● Data listing:
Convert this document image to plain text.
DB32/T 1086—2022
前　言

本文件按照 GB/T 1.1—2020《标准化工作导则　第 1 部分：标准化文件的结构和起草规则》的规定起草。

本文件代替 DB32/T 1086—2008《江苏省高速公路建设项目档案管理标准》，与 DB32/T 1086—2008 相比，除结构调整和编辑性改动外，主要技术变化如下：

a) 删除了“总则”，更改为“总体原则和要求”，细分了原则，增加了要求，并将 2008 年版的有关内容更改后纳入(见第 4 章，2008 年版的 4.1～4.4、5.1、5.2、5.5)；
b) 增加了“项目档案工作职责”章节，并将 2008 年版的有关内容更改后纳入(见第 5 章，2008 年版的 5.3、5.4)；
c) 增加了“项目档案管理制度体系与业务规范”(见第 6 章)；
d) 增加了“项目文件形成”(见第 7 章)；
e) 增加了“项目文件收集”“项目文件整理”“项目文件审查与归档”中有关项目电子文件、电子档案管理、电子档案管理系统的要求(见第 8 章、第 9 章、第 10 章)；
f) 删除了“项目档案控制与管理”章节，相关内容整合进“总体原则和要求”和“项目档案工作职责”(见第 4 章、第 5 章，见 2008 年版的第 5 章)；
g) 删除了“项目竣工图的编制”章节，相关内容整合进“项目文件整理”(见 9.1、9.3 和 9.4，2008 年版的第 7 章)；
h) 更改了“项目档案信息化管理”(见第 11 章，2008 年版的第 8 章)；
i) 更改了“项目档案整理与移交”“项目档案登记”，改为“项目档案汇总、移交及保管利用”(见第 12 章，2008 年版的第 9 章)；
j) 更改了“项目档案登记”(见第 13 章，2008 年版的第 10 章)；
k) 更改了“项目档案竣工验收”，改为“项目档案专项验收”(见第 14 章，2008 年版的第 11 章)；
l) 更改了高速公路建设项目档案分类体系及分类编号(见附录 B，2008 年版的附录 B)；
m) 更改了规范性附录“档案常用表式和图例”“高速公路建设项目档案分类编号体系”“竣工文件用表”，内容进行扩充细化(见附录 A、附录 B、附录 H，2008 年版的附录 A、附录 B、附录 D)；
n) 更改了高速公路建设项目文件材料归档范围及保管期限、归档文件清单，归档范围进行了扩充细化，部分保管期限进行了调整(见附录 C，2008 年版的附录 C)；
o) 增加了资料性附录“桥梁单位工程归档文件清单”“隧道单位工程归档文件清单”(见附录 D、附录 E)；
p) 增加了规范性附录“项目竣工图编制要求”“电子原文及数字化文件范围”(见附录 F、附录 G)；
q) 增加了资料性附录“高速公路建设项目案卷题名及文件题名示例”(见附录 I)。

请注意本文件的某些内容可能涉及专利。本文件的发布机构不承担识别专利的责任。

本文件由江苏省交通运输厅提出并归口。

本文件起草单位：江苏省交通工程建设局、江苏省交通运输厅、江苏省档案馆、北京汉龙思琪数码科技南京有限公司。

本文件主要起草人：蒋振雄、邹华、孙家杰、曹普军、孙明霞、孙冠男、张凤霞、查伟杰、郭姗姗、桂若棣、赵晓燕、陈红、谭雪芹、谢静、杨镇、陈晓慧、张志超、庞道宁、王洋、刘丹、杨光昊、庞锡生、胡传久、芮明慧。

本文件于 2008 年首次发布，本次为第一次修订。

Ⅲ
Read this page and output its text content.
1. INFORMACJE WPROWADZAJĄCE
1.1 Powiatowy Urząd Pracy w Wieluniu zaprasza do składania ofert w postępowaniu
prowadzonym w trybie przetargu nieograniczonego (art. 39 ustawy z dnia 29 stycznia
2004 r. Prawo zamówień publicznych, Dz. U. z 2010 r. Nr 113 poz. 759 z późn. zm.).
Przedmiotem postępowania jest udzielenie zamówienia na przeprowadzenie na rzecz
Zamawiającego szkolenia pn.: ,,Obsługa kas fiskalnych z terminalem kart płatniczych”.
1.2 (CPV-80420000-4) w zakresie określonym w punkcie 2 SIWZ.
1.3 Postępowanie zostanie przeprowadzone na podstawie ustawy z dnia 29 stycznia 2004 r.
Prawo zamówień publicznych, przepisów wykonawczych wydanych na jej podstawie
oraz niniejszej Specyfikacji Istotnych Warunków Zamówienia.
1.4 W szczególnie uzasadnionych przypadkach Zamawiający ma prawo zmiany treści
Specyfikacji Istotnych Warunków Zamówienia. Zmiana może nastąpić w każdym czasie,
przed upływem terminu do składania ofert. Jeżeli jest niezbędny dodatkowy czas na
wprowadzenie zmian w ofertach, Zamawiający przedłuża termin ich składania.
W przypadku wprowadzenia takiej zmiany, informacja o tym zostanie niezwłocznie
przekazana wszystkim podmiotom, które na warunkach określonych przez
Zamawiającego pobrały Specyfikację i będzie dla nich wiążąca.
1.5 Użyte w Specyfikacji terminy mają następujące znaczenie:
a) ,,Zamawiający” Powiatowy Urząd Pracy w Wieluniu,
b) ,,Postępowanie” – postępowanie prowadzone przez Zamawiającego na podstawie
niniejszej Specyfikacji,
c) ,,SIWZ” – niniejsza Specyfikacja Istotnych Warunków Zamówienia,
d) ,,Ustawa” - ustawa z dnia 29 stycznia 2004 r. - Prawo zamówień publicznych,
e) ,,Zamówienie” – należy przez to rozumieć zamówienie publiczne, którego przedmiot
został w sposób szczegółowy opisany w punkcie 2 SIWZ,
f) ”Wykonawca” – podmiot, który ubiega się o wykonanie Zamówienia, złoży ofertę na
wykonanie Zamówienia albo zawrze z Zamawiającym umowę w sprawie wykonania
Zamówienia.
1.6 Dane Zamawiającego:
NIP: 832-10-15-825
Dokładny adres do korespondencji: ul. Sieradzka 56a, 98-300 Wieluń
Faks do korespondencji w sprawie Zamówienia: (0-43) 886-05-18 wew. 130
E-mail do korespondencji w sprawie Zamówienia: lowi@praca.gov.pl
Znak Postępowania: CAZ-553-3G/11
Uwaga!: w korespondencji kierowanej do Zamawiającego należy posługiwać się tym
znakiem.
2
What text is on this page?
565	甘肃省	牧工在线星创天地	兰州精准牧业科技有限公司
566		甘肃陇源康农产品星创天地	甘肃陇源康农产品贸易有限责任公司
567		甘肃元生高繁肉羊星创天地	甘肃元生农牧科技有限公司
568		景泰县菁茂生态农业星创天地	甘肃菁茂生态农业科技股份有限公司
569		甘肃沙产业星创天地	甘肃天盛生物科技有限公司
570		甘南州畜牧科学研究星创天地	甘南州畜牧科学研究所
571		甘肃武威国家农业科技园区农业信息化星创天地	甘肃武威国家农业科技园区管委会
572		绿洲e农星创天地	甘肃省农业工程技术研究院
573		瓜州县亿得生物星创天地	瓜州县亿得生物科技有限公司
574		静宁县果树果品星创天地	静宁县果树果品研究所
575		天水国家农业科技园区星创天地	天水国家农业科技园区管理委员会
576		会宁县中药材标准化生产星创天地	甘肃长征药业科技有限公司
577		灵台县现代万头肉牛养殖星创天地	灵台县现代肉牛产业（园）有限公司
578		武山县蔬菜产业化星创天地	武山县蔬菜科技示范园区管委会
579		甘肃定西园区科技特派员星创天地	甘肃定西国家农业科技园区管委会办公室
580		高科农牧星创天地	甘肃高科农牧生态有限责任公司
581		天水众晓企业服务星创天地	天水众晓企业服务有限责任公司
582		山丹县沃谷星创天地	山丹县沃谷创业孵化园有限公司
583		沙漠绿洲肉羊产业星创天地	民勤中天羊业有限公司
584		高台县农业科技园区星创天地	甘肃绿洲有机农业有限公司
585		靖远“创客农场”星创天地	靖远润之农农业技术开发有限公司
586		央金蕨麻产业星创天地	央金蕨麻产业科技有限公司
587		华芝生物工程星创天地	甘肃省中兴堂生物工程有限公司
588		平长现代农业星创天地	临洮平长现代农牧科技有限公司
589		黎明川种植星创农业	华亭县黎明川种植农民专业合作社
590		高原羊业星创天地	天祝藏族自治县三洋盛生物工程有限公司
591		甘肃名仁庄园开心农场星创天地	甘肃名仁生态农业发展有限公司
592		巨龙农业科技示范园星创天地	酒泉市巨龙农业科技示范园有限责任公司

● Directive:
Copy down every line of the material above that includes the string "相关内容整合进".

● Problem solution:
f) 删除了“项目档案控制与管理”章节，相关内容整合进“总体原则和要求”和“项目档案工作职责”(见第 4 章、第 5 章，见 2008 年版的第 5 章)；
g) 删除了“项目竣工图的编制”章节，相关内容整合进“项目文件整理”(见 9.1、9.3 和 9.4，2008 年版的第 7 章)；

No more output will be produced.